* **Exercise objective**:
Each of the entries should be retyped precisely as it appears.

* **Input for this task**:

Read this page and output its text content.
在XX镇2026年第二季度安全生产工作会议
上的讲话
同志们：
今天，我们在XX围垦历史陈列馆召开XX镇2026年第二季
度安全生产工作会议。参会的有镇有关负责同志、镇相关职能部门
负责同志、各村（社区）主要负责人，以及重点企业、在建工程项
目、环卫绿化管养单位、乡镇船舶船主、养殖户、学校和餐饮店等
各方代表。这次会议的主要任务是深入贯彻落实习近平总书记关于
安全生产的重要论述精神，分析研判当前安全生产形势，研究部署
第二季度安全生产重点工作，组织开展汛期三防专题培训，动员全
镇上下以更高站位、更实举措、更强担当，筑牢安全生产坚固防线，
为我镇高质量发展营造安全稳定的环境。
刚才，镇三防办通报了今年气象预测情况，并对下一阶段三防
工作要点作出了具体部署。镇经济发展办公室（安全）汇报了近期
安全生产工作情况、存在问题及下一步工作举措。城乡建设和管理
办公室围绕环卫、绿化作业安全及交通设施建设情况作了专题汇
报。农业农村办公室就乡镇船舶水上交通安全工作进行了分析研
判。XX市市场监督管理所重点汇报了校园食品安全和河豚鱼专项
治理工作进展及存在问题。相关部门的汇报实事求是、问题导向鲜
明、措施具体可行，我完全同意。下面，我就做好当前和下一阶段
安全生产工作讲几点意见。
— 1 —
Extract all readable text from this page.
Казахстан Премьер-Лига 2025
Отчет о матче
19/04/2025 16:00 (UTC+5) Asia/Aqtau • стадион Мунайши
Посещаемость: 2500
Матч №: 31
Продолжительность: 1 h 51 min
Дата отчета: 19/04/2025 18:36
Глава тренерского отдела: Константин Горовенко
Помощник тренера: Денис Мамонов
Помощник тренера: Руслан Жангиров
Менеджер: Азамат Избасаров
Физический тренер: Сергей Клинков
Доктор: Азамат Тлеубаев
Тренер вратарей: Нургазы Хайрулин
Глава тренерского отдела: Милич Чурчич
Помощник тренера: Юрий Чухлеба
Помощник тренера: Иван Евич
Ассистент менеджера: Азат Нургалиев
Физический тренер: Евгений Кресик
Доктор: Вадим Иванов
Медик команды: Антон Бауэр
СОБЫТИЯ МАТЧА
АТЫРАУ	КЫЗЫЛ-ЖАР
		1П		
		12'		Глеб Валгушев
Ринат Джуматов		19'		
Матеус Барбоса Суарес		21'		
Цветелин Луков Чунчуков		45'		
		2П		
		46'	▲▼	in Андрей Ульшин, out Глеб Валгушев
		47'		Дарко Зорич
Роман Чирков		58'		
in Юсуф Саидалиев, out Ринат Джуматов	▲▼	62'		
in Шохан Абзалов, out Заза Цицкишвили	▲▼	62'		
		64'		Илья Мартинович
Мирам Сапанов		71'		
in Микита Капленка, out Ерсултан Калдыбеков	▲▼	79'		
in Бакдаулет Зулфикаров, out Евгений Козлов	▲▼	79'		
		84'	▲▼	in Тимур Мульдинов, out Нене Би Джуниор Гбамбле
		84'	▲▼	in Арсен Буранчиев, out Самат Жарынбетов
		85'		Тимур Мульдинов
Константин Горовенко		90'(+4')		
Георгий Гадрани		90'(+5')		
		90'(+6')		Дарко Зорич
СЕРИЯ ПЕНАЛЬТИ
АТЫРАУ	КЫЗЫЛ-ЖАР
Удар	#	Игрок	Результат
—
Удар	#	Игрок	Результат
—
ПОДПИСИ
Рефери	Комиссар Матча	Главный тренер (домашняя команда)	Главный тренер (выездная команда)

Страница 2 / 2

* **Response to the task**:
Read this page and output its text content.
在XX镇2026年第二季度安全生产工作会议
上的讲话
同志们：
今天，我们在XX围垦历史陈列馆召开XX镇2026年第二季
度安全生产工作会议。参会的有镇有关负责同志、镇相关职能部门
负责同志、各村（社区）主要负责人，以及重点企业、在建工程项
目、环卫绿化管养单位、乡镇船舶船主、养殖户、学校和餐饮店等
各方代表。这次会议的主要任务是深入贯彻落实习近平总书记关于
安全生产的重要论述精神，分析研判当前安全生产形势，研究部署
第二季度安全生产重点工作，组织开展汛期三防专题培训，动员全
镇上下以更高站位、更实举措、更强担当，筑牢安全生产坚固防线，
为我镇高质量发展营造安全稳定的环境。
刚才，镇三防办通报了今年气象预测情况，并对下一阶段三防
工作要点作出了具体部署。镇经济发展办公室（安全）汇报了近期
安全生产工作情况、存在问题及下一步工作举措。城乡建设和管理
办公室围绕环卫、绿化作业安全及交通设施建设情况作了专题汇
报。农业农村办公室就乡镇船舶水上交通安全工作进行了分析研
判。XX市市场监督管理所重点汇报了校园食品安全和河豚鱼专项
治理工作进展及存在问题。相关部门的汇报实事求是、问题导向鲜
明、措施具体可行，我完全同意。下面，我就做好当前和下一阶段
安全生产工作讲几点意见。
— 1 —
Extract all readable text from this page.
Казахстан Премьер-Лига 2025
Отчет о матче
19/04/2025 16:00 (UTC+5) Asia/Aqtau • стадион Мунайши
Посещаемость: 2500
Матч №: 31
Продолжительность: 1 h 51 min
Дата отчета: 19/04/2025 18:36
Глава тренерского отдела: Константин Горовенко
Помощник тренера: Денис Мамонов
Помощник тренера: Руслан Жангиров
Менеджер: Азамат Избасаров
Физический тренер: Сергей Клинков
Доктор: Азамат Тлеубаев
Тренер вратарей: Нургазы Хайрулин
Глава тренерского отдела: Милич Чурчич
Помощник тренера: Юрий Чухлеба
Помощник тренера: Иван Евич
Ассистент менеджера: Азат Нургалиев
Физический тренер: Евгений Кресик
Доктор: Вадим Иванов
Медик команды: Антон Бауэр
СОБЫТИЯ МАТЧА
АТЫРАУ	КЫЗЫЛ-ЖАР
		1П		
		12'		Глеб Валгушев
Ринат Джуматов		19'		
Матеус Барбоса Суарес		21'		
Цветелин Луков Чунчуков		45'		
		2П		
		46'	▲▼	in Андрей Ульшин, out Глеб Валгушев
		47'		Дарко Зорич
Роман Чирков		58'		
in Юсуф Саидалиев, out Ринат Джуматов	▲▼	62'		
in Шохан Абзалов, out Заза Цицкишвили	▲▼	62'		
		64'		Илья Мартинович
Мирам Сапанов		71'		
in Микита Капленка, out Ерсултан Калдыбеков	▲▼	79'		
in Бакдаулет Зулфикаров, out Евгений Козлов	▲▼	79'		
		84'	▲▼	in Тимур Мульдинов, out Нене Би Джуниор Гбамбле
		84'	▲▼	in Арсен Буранчиев, out Самат Жарынбетов
		85'		Тимур Мульдинов
Константин Горовенко		90'(+4')		
Георгий Гадрани		90'(+5')		
		90'(+6')		Дарко Зорич
СЕРИЯ ПЕНАЛЬТИ
АТЫРАУ	КЫЗЫЛ-ЖАР
Удар	#	Игрок	Результат
—
Удар	#	Игрок	Результат
—
ПОДПИСИ
Рефери	Комиссар Матча	Главный тренер (домашняя команда)	Главный тренер (выездная команда)

Страница 2 / 2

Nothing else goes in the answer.